§ **DATA ROWS**
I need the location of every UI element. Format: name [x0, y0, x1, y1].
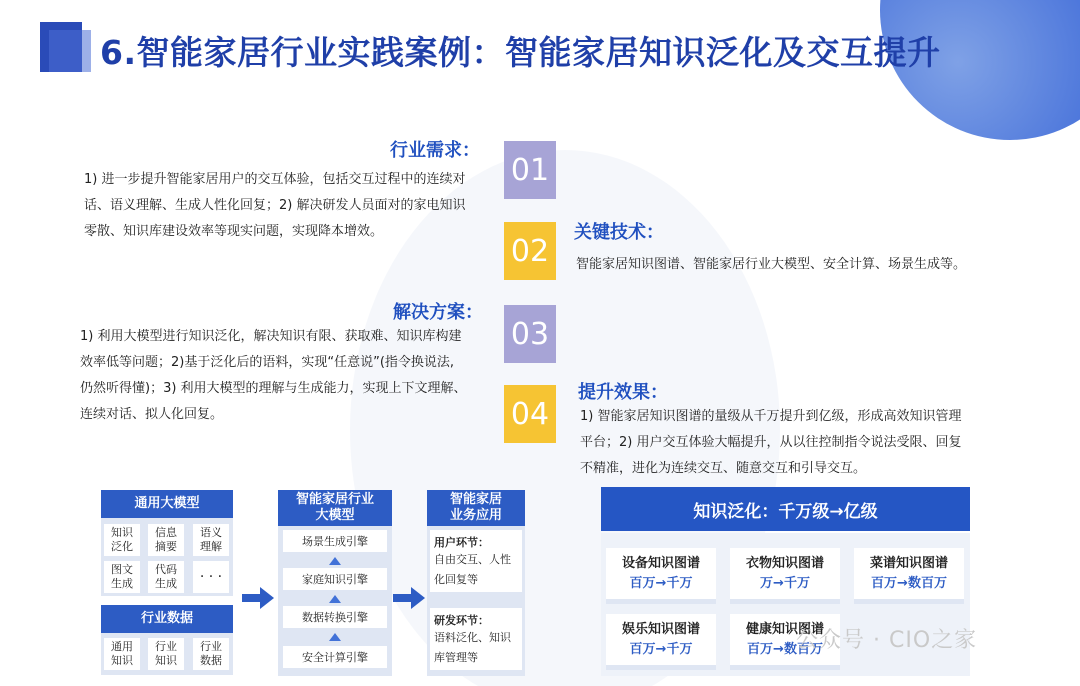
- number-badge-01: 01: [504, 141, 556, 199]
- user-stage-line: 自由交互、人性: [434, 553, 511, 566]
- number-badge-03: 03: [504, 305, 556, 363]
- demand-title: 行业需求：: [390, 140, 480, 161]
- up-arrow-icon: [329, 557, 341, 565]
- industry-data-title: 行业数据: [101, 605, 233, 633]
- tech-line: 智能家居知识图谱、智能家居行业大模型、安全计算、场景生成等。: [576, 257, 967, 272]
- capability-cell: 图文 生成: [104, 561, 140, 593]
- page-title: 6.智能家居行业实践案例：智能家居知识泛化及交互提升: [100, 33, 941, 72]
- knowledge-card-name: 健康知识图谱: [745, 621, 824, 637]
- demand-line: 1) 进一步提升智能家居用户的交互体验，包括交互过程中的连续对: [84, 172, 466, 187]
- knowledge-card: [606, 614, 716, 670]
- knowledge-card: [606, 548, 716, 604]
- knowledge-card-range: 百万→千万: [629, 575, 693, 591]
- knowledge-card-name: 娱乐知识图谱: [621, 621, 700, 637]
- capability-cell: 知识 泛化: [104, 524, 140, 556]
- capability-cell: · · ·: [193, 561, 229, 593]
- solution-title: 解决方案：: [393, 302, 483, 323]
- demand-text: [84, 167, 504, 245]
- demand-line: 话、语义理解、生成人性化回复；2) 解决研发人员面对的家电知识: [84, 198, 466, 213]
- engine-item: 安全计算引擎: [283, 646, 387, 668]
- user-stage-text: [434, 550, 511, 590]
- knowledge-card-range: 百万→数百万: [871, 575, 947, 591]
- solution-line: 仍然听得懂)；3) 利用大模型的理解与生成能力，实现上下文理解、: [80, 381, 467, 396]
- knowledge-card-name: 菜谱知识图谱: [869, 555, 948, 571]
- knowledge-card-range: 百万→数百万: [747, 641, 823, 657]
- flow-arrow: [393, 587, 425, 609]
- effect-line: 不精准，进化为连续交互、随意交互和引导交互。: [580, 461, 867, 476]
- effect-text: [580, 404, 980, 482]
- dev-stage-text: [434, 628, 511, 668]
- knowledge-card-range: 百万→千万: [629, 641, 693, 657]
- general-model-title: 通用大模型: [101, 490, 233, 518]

§ **PROBLEM DETAILS**
How many lines of the material above contain the string "badge"? Give only the number.

§ **THE RESULT**
2